■ **Task prompt**
Transcribe the entries that follow, word for word.

■ **Data shown**

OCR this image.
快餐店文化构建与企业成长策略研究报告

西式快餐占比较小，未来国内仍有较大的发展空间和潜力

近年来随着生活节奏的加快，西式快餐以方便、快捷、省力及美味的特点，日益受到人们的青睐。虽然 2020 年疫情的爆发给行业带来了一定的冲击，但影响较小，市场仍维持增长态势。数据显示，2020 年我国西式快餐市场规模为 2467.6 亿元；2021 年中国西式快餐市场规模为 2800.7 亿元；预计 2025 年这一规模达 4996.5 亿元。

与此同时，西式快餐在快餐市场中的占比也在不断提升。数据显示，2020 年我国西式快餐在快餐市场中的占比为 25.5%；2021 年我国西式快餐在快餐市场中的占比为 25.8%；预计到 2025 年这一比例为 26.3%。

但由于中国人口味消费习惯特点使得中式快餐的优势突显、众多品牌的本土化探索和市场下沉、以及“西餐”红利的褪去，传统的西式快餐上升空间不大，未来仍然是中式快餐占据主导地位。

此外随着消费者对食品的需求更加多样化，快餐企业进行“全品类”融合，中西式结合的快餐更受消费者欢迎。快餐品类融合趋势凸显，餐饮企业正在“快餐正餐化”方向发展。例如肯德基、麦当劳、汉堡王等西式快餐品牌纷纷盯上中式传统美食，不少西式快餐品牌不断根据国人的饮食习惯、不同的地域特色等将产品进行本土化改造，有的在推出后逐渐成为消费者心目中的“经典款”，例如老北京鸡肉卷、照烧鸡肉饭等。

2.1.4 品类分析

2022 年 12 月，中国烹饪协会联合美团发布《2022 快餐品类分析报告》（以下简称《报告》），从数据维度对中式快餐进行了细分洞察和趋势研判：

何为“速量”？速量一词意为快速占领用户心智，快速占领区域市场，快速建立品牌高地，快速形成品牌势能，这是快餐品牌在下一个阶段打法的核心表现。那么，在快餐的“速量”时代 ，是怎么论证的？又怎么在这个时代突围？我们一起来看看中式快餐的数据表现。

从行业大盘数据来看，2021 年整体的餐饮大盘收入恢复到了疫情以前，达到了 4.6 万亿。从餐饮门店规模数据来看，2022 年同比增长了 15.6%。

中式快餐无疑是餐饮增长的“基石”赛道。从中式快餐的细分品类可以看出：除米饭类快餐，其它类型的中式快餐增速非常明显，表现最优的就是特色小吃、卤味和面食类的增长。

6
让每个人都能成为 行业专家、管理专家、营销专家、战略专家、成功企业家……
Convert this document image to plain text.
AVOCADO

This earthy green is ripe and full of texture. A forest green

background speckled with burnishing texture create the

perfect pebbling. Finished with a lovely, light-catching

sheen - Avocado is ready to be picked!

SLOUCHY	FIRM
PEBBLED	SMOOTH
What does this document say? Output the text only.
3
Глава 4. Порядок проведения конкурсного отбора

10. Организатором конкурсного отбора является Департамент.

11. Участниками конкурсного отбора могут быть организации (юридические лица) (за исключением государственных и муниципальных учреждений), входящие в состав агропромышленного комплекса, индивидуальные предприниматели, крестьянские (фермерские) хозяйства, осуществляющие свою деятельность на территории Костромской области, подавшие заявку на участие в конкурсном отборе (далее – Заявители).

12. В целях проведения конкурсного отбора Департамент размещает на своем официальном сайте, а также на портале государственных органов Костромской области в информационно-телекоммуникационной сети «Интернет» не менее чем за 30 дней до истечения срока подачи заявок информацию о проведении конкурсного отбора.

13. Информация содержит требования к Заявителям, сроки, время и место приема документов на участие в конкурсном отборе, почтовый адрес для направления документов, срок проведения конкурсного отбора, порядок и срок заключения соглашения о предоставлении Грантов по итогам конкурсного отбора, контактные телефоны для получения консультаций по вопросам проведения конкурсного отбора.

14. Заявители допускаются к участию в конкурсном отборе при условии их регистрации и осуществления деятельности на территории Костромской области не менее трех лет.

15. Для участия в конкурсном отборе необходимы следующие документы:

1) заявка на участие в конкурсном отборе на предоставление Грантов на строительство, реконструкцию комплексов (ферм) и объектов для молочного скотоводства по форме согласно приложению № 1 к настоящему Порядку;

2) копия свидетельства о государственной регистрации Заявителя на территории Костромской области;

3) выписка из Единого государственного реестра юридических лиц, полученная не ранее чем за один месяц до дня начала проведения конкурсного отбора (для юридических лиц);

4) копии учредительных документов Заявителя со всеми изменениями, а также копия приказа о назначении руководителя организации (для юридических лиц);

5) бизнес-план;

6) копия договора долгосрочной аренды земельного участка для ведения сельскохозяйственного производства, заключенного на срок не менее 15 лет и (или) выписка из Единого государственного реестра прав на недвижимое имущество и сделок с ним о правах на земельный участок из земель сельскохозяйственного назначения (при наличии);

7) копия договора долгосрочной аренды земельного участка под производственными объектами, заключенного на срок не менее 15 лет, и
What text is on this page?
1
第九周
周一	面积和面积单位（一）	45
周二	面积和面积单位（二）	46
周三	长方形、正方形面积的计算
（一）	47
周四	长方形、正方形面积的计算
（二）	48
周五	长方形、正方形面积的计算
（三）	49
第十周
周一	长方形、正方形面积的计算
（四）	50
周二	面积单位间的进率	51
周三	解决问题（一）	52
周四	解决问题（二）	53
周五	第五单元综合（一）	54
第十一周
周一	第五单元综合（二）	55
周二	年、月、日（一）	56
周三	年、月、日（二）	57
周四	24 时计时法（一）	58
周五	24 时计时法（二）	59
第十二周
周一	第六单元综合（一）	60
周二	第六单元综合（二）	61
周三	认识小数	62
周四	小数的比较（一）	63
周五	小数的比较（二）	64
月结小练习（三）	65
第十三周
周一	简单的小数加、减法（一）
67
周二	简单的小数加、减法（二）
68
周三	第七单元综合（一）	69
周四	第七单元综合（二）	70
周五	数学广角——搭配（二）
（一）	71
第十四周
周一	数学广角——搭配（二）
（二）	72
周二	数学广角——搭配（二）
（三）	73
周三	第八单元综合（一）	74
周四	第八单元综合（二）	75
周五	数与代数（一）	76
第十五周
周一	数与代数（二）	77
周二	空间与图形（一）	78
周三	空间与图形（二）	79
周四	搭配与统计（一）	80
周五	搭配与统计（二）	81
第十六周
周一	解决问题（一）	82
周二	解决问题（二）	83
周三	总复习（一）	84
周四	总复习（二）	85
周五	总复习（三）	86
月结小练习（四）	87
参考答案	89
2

■ **Output of the task**
OCR this image.
快餐店文化构建与企业成长策略研究报告

西式快餐占比较小，未来国内仍有较大的发展空间和潜力

近年来随着生活节奏的加快，西式快餐以方便、快捷、省力及美味的特点，日益受到人们的青睐。虽然 2020 年疫情的爆发给行业带来了一定的冲击，但影响较小，市场仍维持增长态势。数据显示，2020 年我国西式快餐市场规模为 2467.6 亿元；2021 年中国西式快餐市场规模为 2800.7 亿元；预计 2025 年这一规模达 4996.5 亿元。

与此同时，西式快餐在快餐市场中的占比也在不断提升。数据显示，2020 年我国西式快餐在快餐市场中的占比为 25.5%；2021 年我国西式快餐在快餐市场中的占比为 25.8%；预计到 2025 年这一比例为 26.3%。

但由于中国人口味消费习惯特点使得中式快餐的优势突显、众多品牌的本土化探索和市场下沉、以及“西餐”红利的褪去，传统的西式快餐上升空间不大，未来仍然是中式快餐占据主导地位。

此外随着消费者对食品的需求更加多样化，快餐企业进行“全品类”融合，中西式结合的快餐更受消费者欢迎。快餐品类融合趋势凸显，餐饮企业正在“快餐正餐化”方向发展。例如肯德基、麦当劳、汉堡王等西式快餐品牌纷纷盯上中式传统美食，不少西式快餐品牌不断根据国人的饮食习惯、不同的地域特色等将产品进行本土化改造，有的在推出后逐渐成为消费者心目中的“经典款”，例如老北京鸡肉卷、照烧鸡肉饭等。

2.1.4 品类分析

2022 年 12 月，中国烹饪协会联合美团发布《2022 快餐品类分析报告》（以下简称《报告》），从数据维度对中式快餐进行了细分洞察和趋势研判：

何为“速量”？速量一词意为快速占领用户心智，快速占领区域市场，快速建立品牌高地，快速形成品牌势能，这是快餐品牌在下一个阶段打法的核心表现。那么，在快餐的“速量”时代 ，是怎么论证的？又怎么在这个时代突围？我们一起来看看中式快餐的数据表现。

从行业大盘数据来看，2021 年整体的餐饮大盘收入恢复到了疫情以前，达到了 4.6 万亿。从餐饮门店规模数据来看，2022 年同比增长了 15.6%。

中式快餐无疑是餐饮增长的“基石”赛道。从中式快餐的细分品类可以看出：除米饭类快餐，其它类型的中式快餐增速非常明显，表现最优的就是特色小吃、卤味和面食类的增长。

6
让每个人都能成为 行业专家、管理专家、营销专家、战略专家、成功企业家……
Convert this document image to plain text.
AVOCADO

This earthy green is ripe and full of texture. A forest green

background speckled with burnishing texture create the

perfect pebbling. Finished with a lovely, light-catching

sheen - Avocado is ready to be picked!

SLOUCHY	FIRM
PEBBLED	SMOOTH
What does this document say? Output the text only.
3
Глава 4. Порядок проведения конкурсного отбора

10. Организатором конкурсного отбора является Департамент.

11. Участниками конкурсного отбора могут быть организации (юридические лица) (за исключением государственных и муниципальных учреждений), входящие в состав агропромышленного комплекса, индивидуальные предприниматели, крестьянские (фермерские) хозяйства, осуществляющие свою деятельность на территории Костромской области, подавшие заявку на участие в конкурсном отборе (далее – Заявители).

12. В целях проведения конкурсного отбора Департамент размещает на своем официальном сайте, а также на портале государственных органов Костромской области в информационно-телекоммуникационной сети «Интернет» не менее чем за 30 дней до истечения срока подачи заявок информацию о проведении конкурсного отбора.

13. Информация содержит требования к Заявителям, сроки, время и место приема документов на участие в конкурсном отборе, почтовый адрес для направления документов, срок проведения конкурсного отбора, порядок и срок заключения соглашения о предоставлении Грантов по итогам конкурсного отбора, контактные телефоны для получения консультаций по вопросам проведения конкурсного отбора.

14. Заявители допускаются к участию в конкурсном отборе при условии их регистрации и осуществления деятельности на территории Костромской области не менее трех лет.

15. Для участия в конкурсном отборе необходимы следующие документы:

1) заявка на участие в конкурсном отборе на предоставление Грантов на строительство, реконструкцию комплексов (ферм) и объектов для молочного скотоводства по форме согласно приложению № 1 к настоящему Порядку;

2) копия свидетельства о государственной регистрации Заявителя на территории Костромской области;

3) выписка из Единого государственного реестра юридических лиц, полученная не ранее чем за один месяц до дня начала проведения конкурсного отбора (для юридических лиц);

4) копии учредительных документов Заявителя со всеми изменениями, а также копия приказа о назначении руководителя организации (для юридических лиц);

5) бизнес-план;

6) копия договора долгосрочной аренды земельного участка для ведения сельскохозяйственного производства, заключенного на срок не менее 15 лет и (или) выписка из Единого государственного реестра прав на недвижимое имущество и сделок с ним о правах на земельный участок из земель сельскохозяйственного назначения (при наличии);

7) копия договора долгосрочной аренды земельного участка под производственными объектами, заключенного на срок не менее 15 лет, и
What text is on this page?
1
第九周
周一	面积和面积单位（一）	45
周二	面积和面积单位（二）	46
周三	长方形、正方形面积的计算
（一）	47
周四	长方形、正方形面积的计算
（二）	48
周五	长方形、正方形面积的计算
（三）	49
第十周
周一	长方形、正方形面积的计算
（四）	50
周二	面积单位间的进率	51
周三	解决问题（一）	52
周四	解决问题（二）	53
周五	第五单元综合（一）	54
第十一周
周一	第五单元综合（二）	55
周二	年、月、日（一）	56
周三	年、月、日（二）	57
周四	24 时计时法（一）	58
周五	24 时计时法（二）	59
第十二周
周一	第六单元综合（一）	60
周二	第六单元综合（二）	61
周三	认识小数	62
周四	小数的比较（一）	63
周五	小数的比较（二）	64
月结小练习（三）	65
第十三周
周一	简单的小数加、减法（一）
67
周二	简单的小数加、减法（二）
68
周三	第七单元综合（一）	69
周四	第七单元综合（二）	70
周五	数学广角——搭配（二）
（一）	71
第十四周
周一	数学广角——搭配（二）
（二）	72
周二	数学广角——搭配（二）
（三）	73
周三	第八单元综合（一）	74
周四	第八单元综合（二）	75
周五	数与代数（一）	76
第十五周
周一	数与代数（二）	77
周二	空间与图形（一）	78
周三	空间与图形（二）	79
周四	搭配与统计（一）	80
周五	搭配与统计（二）	81
第十六周
周一	解决问题（一）	82
周二	解决问题（二）	83
周三	总复习（一）	84
周四	总复习（二）	85
周五	总复习（三）	86
月结小练习（四）	87
参考答案	89
2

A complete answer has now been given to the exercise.